» **EXERCISE REQUIREMENTS**: Pull out every line below holding the word "acting".

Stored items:
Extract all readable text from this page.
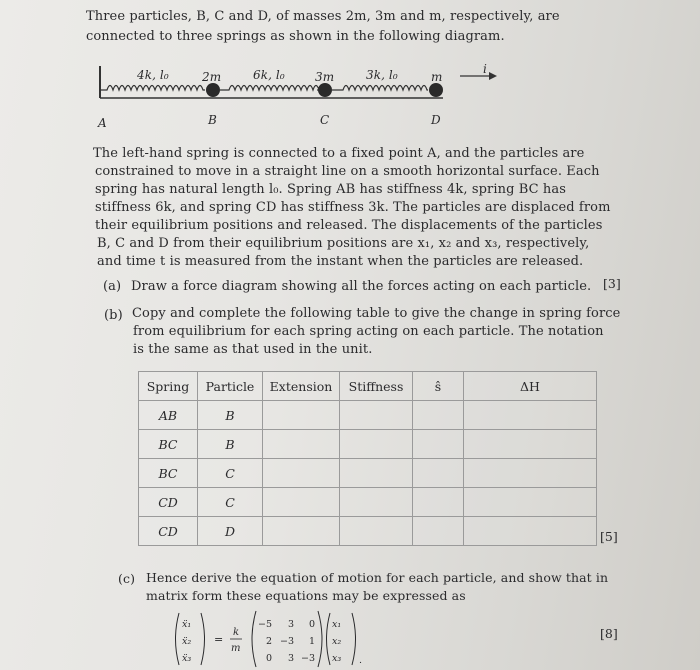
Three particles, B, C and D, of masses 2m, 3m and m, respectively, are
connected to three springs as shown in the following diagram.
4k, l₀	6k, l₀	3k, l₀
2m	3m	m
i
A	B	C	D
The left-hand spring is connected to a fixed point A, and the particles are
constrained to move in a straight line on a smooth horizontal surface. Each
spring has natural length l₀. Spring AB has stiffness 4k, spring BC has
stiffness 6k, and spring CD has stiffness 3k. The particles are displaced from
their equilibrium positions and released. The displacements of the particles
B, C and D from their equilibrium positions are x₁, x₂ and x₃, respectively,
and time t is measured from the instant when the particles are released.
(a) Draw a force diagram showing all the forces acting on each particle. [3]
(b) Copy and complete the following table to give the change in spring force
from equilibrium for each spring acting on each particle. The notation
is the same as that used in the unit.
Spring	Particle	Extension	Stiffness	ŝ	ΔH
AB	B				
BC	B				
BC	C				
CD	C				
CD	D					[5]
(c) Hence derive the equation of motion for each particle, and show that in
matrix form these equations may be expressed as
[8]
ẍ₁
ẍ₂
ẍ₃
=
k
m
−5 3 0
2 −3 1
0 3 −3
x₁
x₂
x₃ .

...

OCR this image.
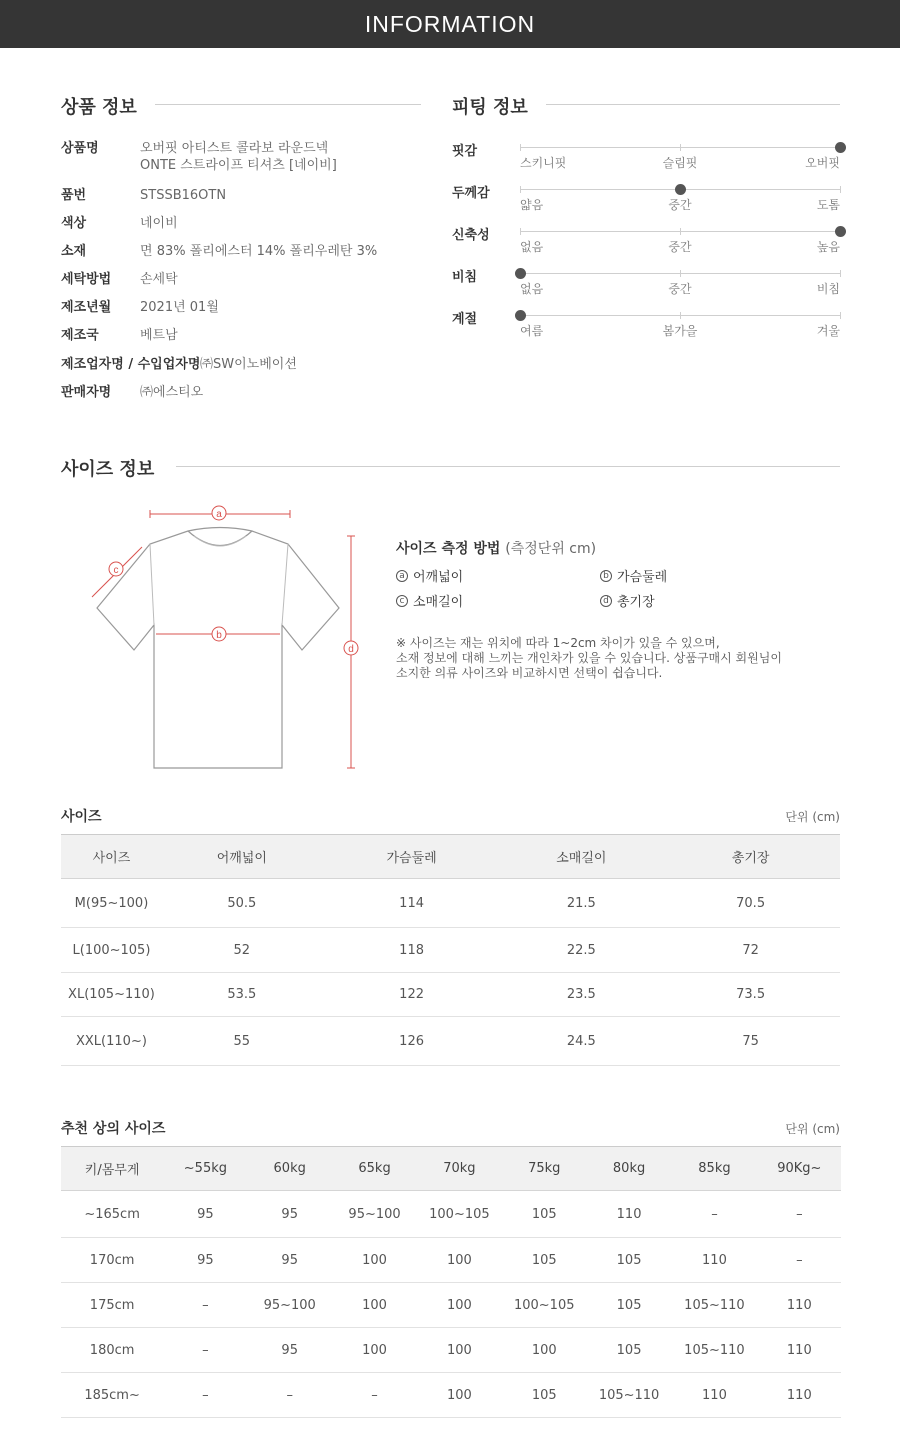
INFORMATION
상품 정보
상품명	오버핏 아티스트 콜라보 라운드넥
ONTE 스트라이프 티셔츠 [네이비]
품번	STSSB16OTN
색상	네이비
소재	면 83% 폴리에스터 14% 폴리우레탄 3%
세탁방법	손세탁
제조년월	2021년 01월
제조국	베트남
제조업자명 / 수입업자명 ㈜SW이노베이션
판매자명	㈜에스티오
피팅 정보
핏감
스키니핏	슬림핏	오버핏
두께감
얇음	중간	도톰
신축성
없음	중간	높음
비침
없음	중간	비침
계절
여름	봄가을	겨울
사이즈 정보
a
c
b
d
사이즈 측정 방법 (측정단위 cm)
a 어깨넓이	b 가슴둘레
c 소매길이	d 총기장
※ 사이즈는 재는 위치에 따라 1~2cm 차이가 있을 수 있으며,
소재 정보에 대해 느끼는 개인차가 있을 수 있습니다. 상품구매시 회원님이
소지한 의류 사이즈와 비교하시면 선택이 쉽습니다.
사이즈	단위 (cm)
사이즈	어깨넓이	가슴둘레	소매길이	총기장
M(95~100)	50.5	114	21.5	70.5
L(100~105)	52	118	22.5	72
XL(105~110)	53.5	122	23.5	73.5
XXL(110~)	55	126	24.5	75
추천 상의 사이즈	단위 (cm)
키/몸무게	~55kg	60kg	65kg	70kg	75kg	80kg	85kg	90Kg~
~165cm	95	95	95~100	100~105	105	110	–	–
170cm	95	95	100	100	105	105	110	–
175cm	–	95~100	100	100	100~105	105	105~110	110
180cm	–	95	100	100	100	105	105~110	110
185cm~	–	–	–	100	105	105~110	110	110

» **TASK OUTPUT**:
(a) Draw a force diagram showing all the forces acting on each particle. [3]
from equilibrium for each spring acting on each particle. The notation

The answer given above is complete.